WORK INSTRUCTIONS:
Every line below is to be copied exactly, with the pictures left out.

## Start TASK INPUT

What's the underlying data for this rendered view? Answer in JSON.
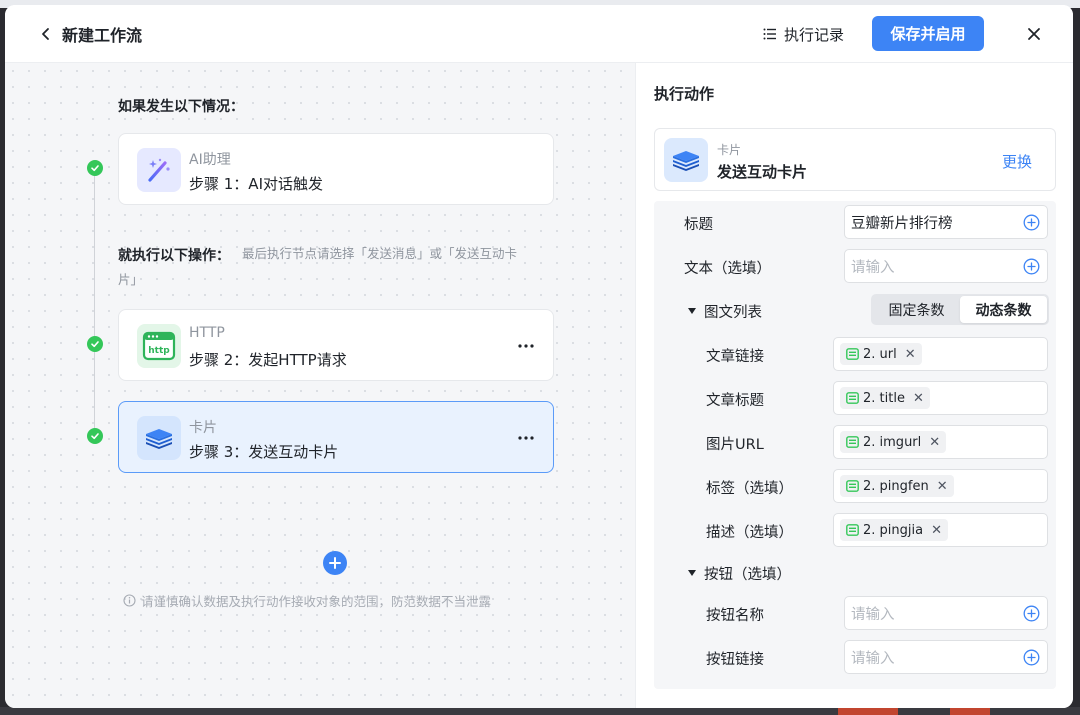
{
  "header": {
    "title": "新建工作流",
    "log_label": "执行记录",
    "save_label": "保存并启用"
  },
  "canvas": {
    "if_label": "如果发生以下情况：",
    "then_label": "就执行以下操作：",
    "then_hint_line1": "最后执行节点请选择「发送消息」或「发送互动卡",
    "then_hint_line2": "片」",
    "notice": "请谨慎确认数据及执行动作接收对象的范围，防范数据不当泄露",
    "nodes": [
      {
        "type": "AI助理",
        "title": "步骤 1：AI对话触发"
      },
      {
        "type": "HTTP",
        "title": "步骤 2：发起HTTP请求"
      },
      {
        "type": "卡片",
        "title": "步骤 3：发送互动卡片"
      }
    ]
  },
  "panel": {
    "title": "执行动作",
    "action_type": "卡片",
    "action_name": "发送互动卡片",
    "change_label": "更换",
    "title_label": "标题",
    "title_value": "豆瓣新片排行榜",
    "text_label": "文本（选填）",
    "text_placeholder": "请输入",
    "list_label": "图文列表",
    "toggle_fixed": "固定条数",
    "toggle_dynamic": "动态条数",
    "list_fields": [
      {
        "label": "文章链接",
        "tag": "2. url"
      },
      {
        "label": "文章标题",
        "tag": "2. title"
      },
      {
        "label": "图片URL",
        "tag": "2. imgurl"
      },
      {
        "label": "标签（选填）",
        "tag": "2. pingfen"
      },
      {
        "label": "描述（选填）",
        "tag": "2. pingjia"
      }
    ],
    "button_section_label": "按钮（选填）",
    "button_name_label": "按钮名称",
    "button_name_placeholder": "请输入",
    "button_link_label": "按钮链接",
    "button_link_placeholder": "请输入"
  },
  "colors": {
    "accent": "#3d84f5",
    "success": "#34c759",
    "active_node_bg": "#e9f2fe",
    "tag_icon": "#34c759"
  }
}
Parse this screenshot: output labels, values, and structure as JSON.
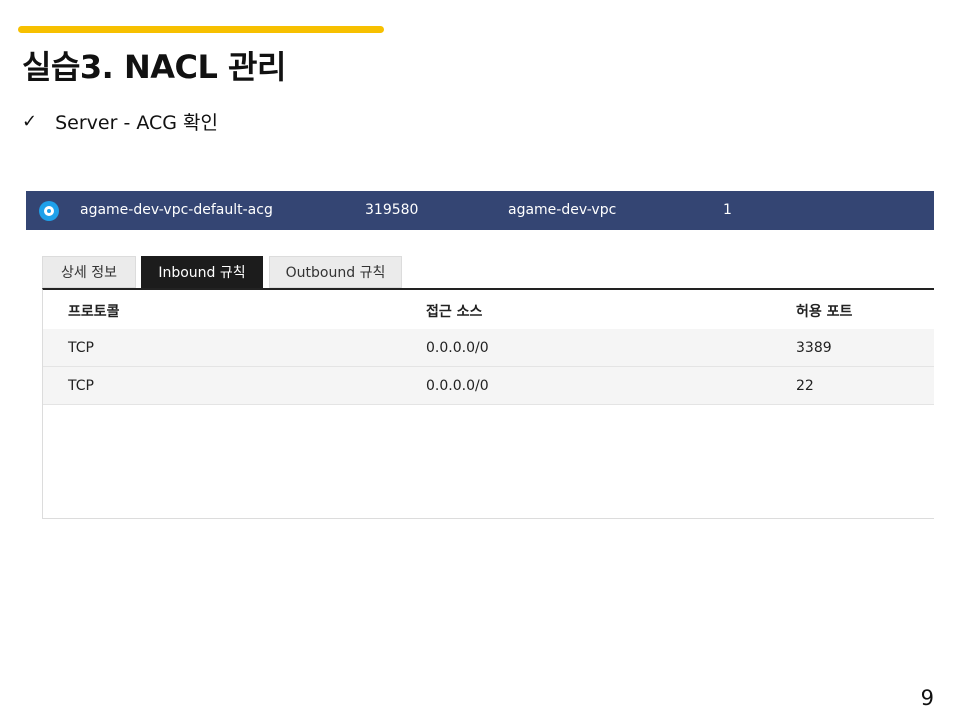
{
  "slide": {
    "title": "실습3. NACL 관리",
    "bullet": "Server - ACG 확인",
    "page_number": "9"
  },
  "acg_row": {
    "name": "agame-dev-vpc-default-acg",
    "id": "319580",
    "vpc": "agame-dev-vpc",
    "count": "1"
  },
  "tabs": [
    {
      "label": "상세 정보"
    },
    {
      "label": "Inbound 규칙"
    },
    {
      "label": "Outbound 규칙"
    }
  ],
  "rules": {
    "headers": [
      "프로토콜",
      "접근 소스",
      "허용 포트"
    ],
    "rows": [
      [
        "TCP",
        "0.0.0.0/0",
        "3389"
      ],
      [
        "TCP",
        "0.0.0.0/0",
        "22"
      ]
    ]
  },
  "colors": {
    "accent": "#f7c000",
    "row_selected": "#344573",
    "radio": "#1ea0ea",
    "tab_active": "#1c1c1c"
  }
}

## End TASK INPUT

CORRECT RESPONSE:
What's the underlying data for this rendered view? Answer in JSON.
{
  "header": {
    "title": "新建工作流",
    "log_label": "执行记录",
    "save_label": "保存并启用"
  },
  "canvas": {
    "if_label": "如果发生以下情况：",
    "then_label": "就执行以下操作：",
    "then_hint_line1": "最后执行节点请选择「发送消息」或「发送互动卡",
    "then_hint_line2": "片」",
    "notice": "请谨慎确认数据及执行动作接收对象的范围，防范数据不当泄露",
    "nodes": [
      {
        "type": "AI助理",
        "title": "步骤 1：AI对话触发"
      },
      {
        "type": "HTTP",
        "title": "步骤 2：发起HTTP请求"
      },
      {
        "type": "卡片",
        "title": "步骤 3：发送互动卡片"
      }
    ]
  },
  "panel": {
    "title": "执行动作",
    "action_type": "卡片",
    "action_name": "发送互动卡片",
    "change_label": "更换",
    "title_label": "标题",
    "title_value": "豆瓣新片排行榜",
    "text_label": "文本（选填）",
    "text_placeholder": "请输入",
    "list_label": "图文列表",
    "toggle_fixed": "固定条数",
    "toggle_dynamic": "动态条数",
    "list_fields": [
      {
        "label": "文章链接",
        "tag": "2. url"
      },
      {
        "label": "文章标题",
        "tag": "2. title"
      },
      {
        "label": "图片URL",
        "tag": "2. imgurl"
      },
      {
        "label": "标签（选填）",
        "tag": "2. pingfen"
      },
      {
        "label": "描述（选填）",
        "tag": "2. pingjia"
      }
    ],
    "button_section_label": "按钮（选填）",
    "button_name_label": "按钮名称",
    "button_name_placeholder": "请输入",
    "button_link_label": "按钮链接",
    "button_link_placeholder": "请输入"
  },
  "colors": {
    "accent": "#3d84f5",
    "success": "#34c759",
    "active_node_bg": "#e9f2fe",
    "tag_icon": "#34c759"
  }
}
Parse this screenshot: output labels, values, and structure as JSON.
{
  "slide": {
    "title": "실습3. NACL 관리",
    "bullet": "Server - ACG 확인",
    "page_number": "9"
  },
  "acg_row": {
    "name": "agame-dev-vpc-default-acg",
    "id": "319580",
    "vpc": "agame-dev-vpc",
    "count": "1"
  },
  "tabs": [
    {
      "label": "상세 정보"
    },
    {
      "label": "Inbound 규칙"
    },
    {
      "label": "Outbound 규칙"
    }
  ],
  "rules": {
    "headers": [
      "프로토콜",
      "접근 소스",
      "허용 포트"
    ],
    "rows": [
      [
        "TCP",
        "0.0.0.0/0",
        "3389"
      ],
      [
        "TCP",
        "0.0.0.0/0",
        "22"
      ]
    ]
  },
  "colors": {
    "accent": "#f7c000",
    "row_selected": "#344573",
    "radio": "#1ea0ea",
    "tab_active": "#1c1c1c"
  }
}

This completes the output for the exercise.